#### [INPUT DATA]
+-------+
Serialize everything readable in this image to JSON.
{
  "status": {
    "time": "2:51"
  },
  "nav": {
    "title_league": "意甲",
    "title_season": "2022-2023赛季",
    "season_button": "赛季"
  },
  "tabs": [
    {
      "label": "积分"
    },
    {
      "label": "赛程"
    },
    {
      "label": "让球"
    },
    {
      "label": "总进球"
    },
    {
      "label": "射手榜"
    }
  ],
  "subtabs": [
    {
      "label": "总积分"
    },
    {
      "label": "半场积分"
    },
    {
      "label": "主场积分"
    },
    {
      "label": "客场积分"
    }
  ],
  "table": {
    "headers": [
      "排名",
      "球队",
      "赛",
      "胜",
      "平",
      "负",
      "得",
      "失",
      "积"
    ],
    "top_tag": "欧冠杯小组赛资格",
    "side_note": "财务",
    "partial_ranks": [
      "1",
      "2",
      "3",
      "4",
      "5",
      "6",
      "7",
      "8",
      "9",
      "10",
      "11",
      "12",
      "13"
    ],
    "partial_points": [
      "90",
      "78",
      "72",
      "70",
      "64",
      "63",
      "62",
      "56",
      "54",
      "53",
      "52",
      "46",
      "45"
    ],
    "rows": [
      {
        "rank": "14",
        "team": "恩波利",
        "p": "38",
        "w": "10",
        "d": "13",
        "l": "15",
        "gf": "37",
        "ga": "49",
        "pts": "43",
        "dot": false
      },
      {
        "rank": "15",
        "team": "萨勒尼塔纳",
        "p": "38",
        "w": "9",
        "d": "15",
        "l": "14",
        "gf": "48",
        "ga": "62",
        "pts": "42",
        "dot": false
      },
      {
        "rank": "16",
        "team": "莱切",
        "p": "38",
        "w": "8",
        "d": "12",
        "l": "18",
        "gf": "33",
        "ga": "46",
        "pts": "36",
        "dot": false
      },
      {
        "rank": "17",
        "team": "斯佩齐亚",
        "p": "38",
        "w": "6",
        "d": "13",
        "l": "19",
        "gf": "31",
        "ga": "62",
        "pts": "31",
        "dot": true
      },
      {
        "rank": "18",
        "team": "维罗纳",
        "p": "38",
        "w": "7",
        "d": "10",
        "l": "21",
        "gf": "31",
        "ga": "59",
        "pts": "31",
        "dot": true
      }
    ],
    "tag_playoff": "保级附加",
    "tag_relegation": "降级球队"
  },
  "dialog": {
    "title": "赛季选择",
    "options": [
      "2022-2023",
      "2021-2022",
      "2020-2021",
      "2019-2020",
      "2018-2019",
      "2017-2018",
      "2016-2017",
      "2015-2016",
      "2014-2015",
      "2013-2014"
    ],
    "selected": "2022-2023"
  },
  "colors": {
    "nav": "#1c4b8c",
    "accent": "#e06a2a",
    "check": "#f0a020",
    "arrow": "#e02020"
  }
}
+-------+
#### [SHORT TASK]
Extract each line of the material exactly as it stands.

#### [TASK OUTPUT]
Serialize everything readable in this image to JSON.
{
  "status": {
    "time": "2:51"
  },
  "nav": {
    "title_league": "意甲",
    "title_season": "2022-2023赛季",
    "season_button": "赛季"
  },
  "tabs": [
    {
      "label": "积分"
    },
    {
      "label": "赛程"
    },
    {
      "label": "让球"
    },
    {
      "label": "总进球"
    },
    {
      "label": "射手榜"
    }
  ],
  "subtabs": [
    {
      "label": "总积分"
    },
    {
      "label": "半场积分"
    },
    {
      "label": "主场积分"
    },
    {
      "label": "客场积分"
    }
  ],
  "table": {
    "headers": [
      "排名",
      "球队",
      "赛",
      "胜",
      "平",
      "负",
      "得",
      "失",
      "积"
    ],
    "top_tag": "欧冠杯小组赛资格",
    "side_note": "财务",
    "partial_ranks": [
      "1",
      "2",
      "3",
      "4",
      "5",
      "6",
      "7",
      "8",
      "9",
      "10",
      "11",
      "12",
      "13"
    ],
    "partial_points": [
      "90",
      "78",
      "72",
      "70",
      "64",
      "63",
      "62",
      "56",
      "54",
      "53",
      "52",
      "46",
      "45"
    ],
    "rows": [
      {
        "rank": "14",
        "team": "恩波利",
        "p": "38",
        "w": "10",
        "d": "13",
        "l": "15",
        "gf": "37",
        "ga": "49",
        "pts": "43",
        "dot": false
      },
      {
        "rank": "15",
        "team": "萨勒尼塔纳",
        "p": "38",
        "w": "9",
        "d": "15",
        "l": "14",
        "gf": "48",
        "ga": "62",
        "pts": "42",
        "dot": false
      },
      {
        "rank": "16",
        "team": "莱切",
        "p": "38",
        "w": "8",
        "d": "12",
        "l": "18",
        "gf": "33",
        "ga": "46",
        "pts": "36",
        "dot": false
      },
      {
        "rank": "17",
        "team": "斯佩齐亚",
        "p": "38",
        "w": "6",
        "d": "13",
        "l": "19",
        "gf": "31",
        "ga": "62",
        "pts": "31",
        "dot": true
      },
      {
        "rank": "18",
        "team": "维罗纳",
        "p": "38",
        "w": "7",
        "d": "10",
        "l": "21",
        "gf": "31",
        "ga": "59",
        "pts": "31",
        "dot": true
      }
    ],
    "tag_playoff": "保级附加",
    "tag_relegation": "降级球队"
  },
  "dialog": {
    "title": "赛季选择",
    "options": [
      "2022-2023",
      "2021-2022",
      "2020-2021",
      "2019-2020",
      "2018-2019",
      "2017-2018",
      "2016-2017",
      "2015-2016",
      "2014-2015",
      "2013-2014"
    ],
    "selected": "2022-2023"
  },
  "colors": {
    "nav": "#1c4b8c",
    "accent": "#e06a2a",
    "check": "#f0a020",
    "arrow": "#e02020"
  }
}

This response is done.